- Required task
Reply with one number: the count of lines in the records below that hold "冲压剪切机械安全技术".

- Data for this exercise

══════════

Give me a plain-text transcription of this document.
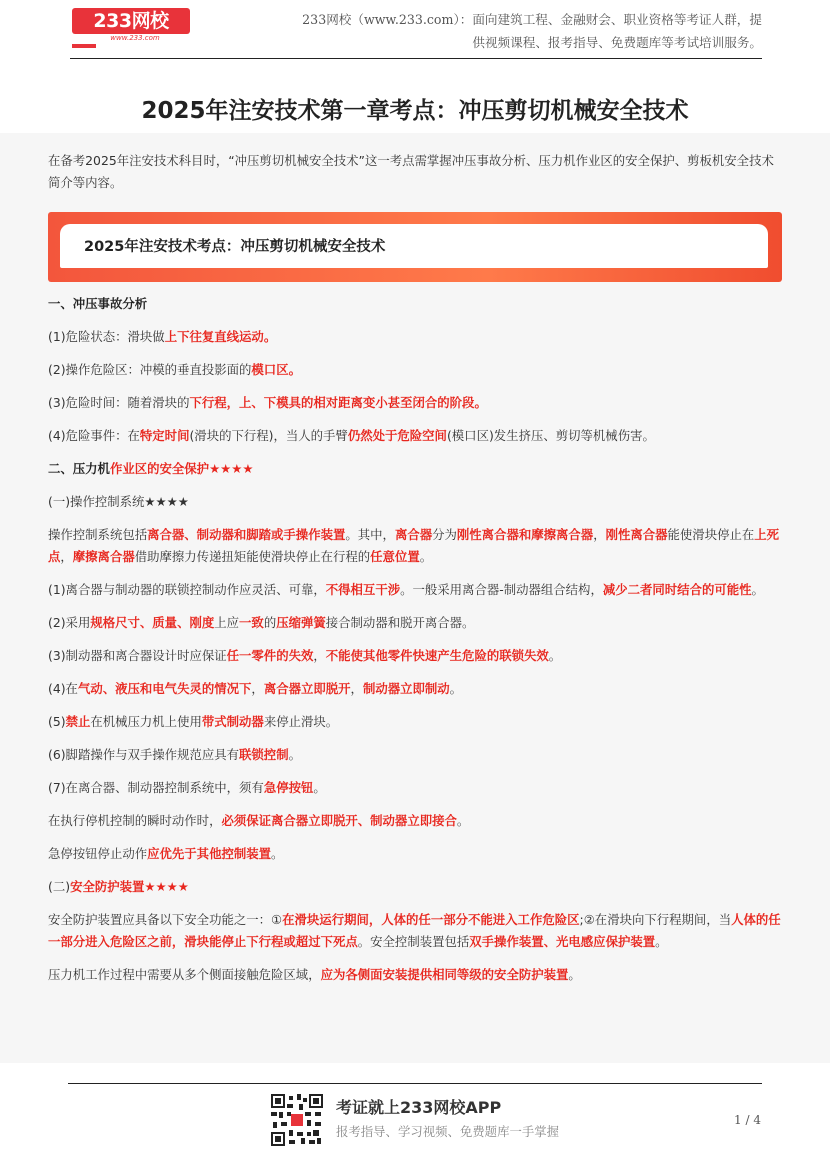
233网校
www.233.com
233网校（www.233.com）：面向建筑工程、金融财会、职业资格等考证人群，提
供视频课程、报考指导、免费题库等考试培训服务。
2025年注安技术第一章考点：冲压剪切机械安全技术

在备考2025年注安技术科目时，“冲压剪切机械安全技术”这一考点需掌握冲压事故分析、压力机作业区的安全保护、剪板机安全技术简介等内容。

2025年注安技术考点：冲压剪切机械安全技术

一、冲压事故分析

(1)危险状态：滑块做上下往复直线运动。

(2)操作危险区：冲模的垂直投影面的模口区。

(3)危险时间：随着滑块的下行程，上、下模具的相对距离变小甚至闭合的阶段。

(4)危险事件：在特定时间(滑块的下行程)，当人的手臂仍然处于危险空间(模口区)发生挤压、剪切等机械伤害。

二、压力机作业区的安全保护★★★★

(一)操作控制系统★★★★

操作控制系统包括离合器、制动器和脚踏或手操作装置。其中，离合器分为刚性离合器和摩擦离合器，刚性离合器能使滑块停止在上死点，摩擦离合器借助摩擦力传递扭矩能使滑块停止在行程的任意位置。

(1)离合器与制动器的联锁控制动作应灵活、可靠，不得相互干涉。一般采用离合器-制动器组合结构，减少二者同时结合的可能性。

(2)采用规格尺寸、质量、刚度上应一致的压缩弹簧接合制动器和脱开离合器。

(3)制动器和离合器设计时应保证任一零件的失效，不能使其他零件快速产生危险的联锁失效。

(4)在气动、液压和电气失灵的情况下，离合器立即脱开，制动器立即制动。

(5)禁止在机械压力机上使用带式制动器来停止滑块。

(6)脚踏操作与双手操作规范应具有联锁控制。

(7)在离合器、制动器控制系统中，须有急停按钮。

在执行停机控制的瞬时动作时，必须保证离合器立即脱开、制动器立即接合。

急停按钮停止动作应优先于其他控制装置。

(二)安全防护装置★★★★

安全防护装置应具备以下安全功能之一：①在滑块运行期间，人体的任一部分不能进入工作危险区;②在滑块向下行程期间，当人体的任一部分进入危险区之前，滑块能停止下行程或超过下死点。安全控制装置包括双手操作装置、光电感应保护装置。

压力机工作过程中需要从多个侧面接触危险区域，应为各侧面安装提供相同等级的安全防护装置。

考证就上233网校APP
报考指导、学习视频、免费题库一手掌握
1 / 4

══════════

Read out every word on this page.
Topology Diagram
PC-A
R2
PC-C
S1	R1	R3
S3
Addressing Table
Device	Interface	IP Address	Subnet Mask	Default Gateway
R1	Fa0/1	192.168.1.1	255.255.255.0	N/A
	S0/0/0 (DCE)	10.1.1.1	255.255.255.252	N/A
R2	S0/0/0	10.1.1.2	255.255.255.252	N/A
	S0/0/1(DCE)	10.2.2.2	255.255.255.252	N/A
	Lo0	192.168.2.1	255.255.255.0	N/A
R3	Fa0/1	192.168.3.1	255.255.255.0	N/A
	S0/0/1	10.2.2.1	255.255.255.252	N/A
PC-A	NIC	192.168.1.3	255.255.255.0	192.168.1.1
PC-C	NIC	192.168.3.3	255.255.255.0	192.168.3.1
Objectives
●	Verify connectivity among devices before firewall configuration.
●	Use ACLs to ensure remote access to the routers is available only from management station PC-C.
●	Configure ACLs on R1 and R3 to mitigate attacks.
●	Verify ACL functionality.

══════════

- Written answer
3